__DATA FOR THE TASK__
━━━

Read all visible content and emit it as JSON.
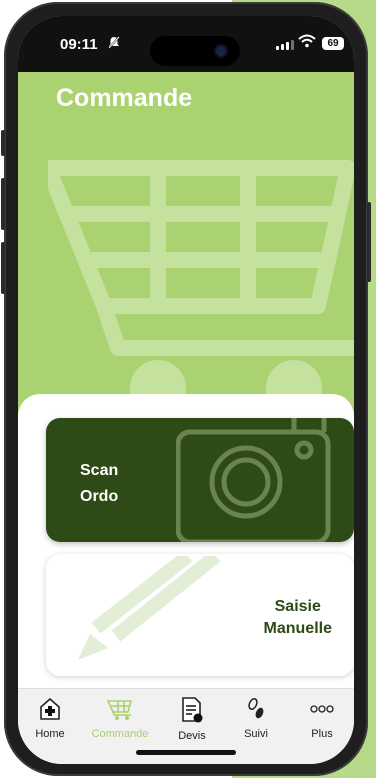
{
  "status_bar": {
    "time": "09:11",
    "battery": "69"
  },
  "page": {
    "title": "Commande"
  },
  "cards": {
    "scan": {
      "line1": "Scan",
      "line2": "Ordo"
    },
    "manual": {
      "line1": "Saisie",
      "line2": "Manuelle"
    }
  },
  "tabbar": {
    "items": [
      {
        "label": "Home",
        "icon": "medical-kit-icon"
      },
      {
        "label": "Commande",
        "icon": "shopping-cart-icon",
        "active": true
      },
      {
        "label": "Devis",
        "icon": "document-icon"
      },
      {
        "label": "Suivi",
        "icon": "footsteps-icon"
      },
      {
        "label": "Plus",
        "icon": "more-dots-icon"
      }
    ]
  },
  "colors": {
    "accent_green": "#aad270",
    "dark_green": "#2e4a16",
    "active_tab": "#a9d06e"
  }
}
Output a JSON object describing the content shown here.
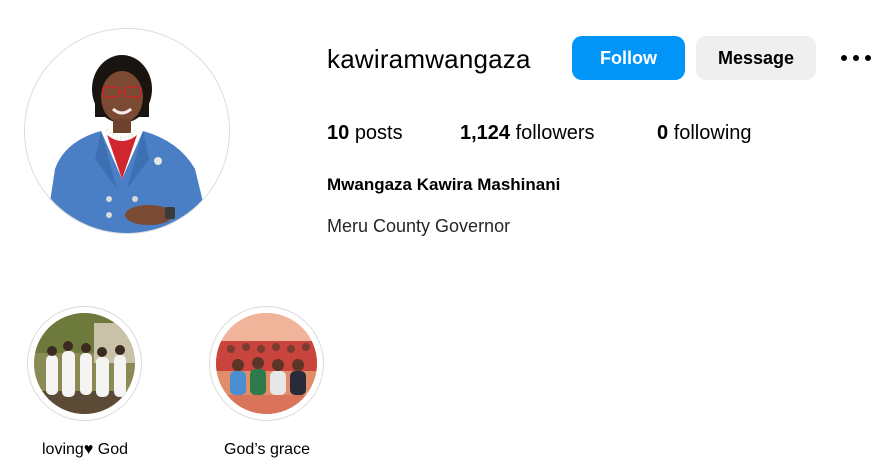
{
  "profile": {
    "username": "kawiramwangaza",
    "full_name": "Mwangaza Kawira Mashinani",
    "bio": "Meru County Governor",
    "avatar_icon": "profile-photo"
  },
  "actions": {
    "follow_label": "Follow",
    "message_label": "Message",
    "more_icon": "more-options-icon"
  },
  "stats": {
    "posts_count": "10",
    "posts_label": "posts",
    "followers_count": "1,124",
    "followers_label": "followers",
    "following_count": "0",
    "following_label": "following"
  },
  "highlights": [
    {
      "label": "loving♥ God"
    },
    {
      "label": "God’s grace"
    }
  ],
  "colors": {
    "follow_button": "#0095f6",
    "message_button": "#efefef",
    "border": "#dbdbdb"
  }
}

━━━

__JOB__
Your task is to retype all the entries exactly and leave out any pictures.

__ANSWER TO THE EXERCISE__
Read all visible content and emit it as JSON.
{
  "status_bar": {
    "time": "09:11",
    "battery": "69"
  },
  "page": {
    "title": "Commande"
  },
  "cards": {
    "scan": {
      "line1": "Scan",
      "line2": "Ordo"
    },
    "manual": {
      "line1": "Saisie",
      "line2": "Manuelle"
    }
  },
  "tabbar": {
    "items": [
      {
        "label": "Home",
        "icon": "medical-kit-icon"
      },
      {
        "label": "Commande",
        "icon": "shopping-cart-icon",
        "active": true
      },
      {
        "label": "Devis",
        "icon": "document-icon"
      },
      {
        "label": "Suivi",
        "icon": "footsteps-icon"
      },
      {
        "label": "Plus",
        "icon": "more-dots-icon"
      }
    ]
  },
  "colors": {
    "accent_green": "#aad270",
    "dark_green": "#2e4a16",
    "active_tab": "#a9d06e"
  }
}
Output a JSON object describing the content shown here.
{
  "profile": {
    "username": "kawiramwangaza",
    "full_name": "Mwangaza Kawira Mashinani",
    "bio": "Meru County Governor",
    "avatar_icon": "profile-photo"
  },
  "actions": {
    "follow_label": "Follow",
    "message_label": "Message",
    "more_icon": "more-options-icon"
  },
  "stats": {
    "posts_count": "10",
    "posts_label": "posts",
    "followers_count": "1,124",
    "followers_label": "followers",
    "following_count": "0",
    "following_label": "following"
  },
  "highlights": [
    {
      "label": "loving♥ God"
    },
    {
      "label": "God’s grace"
    }
  ],
  "colors": {
    "follow_button": "#0095f6",
    "message_button": "#efefef",
    "border": "#dbdbdb"
  }
}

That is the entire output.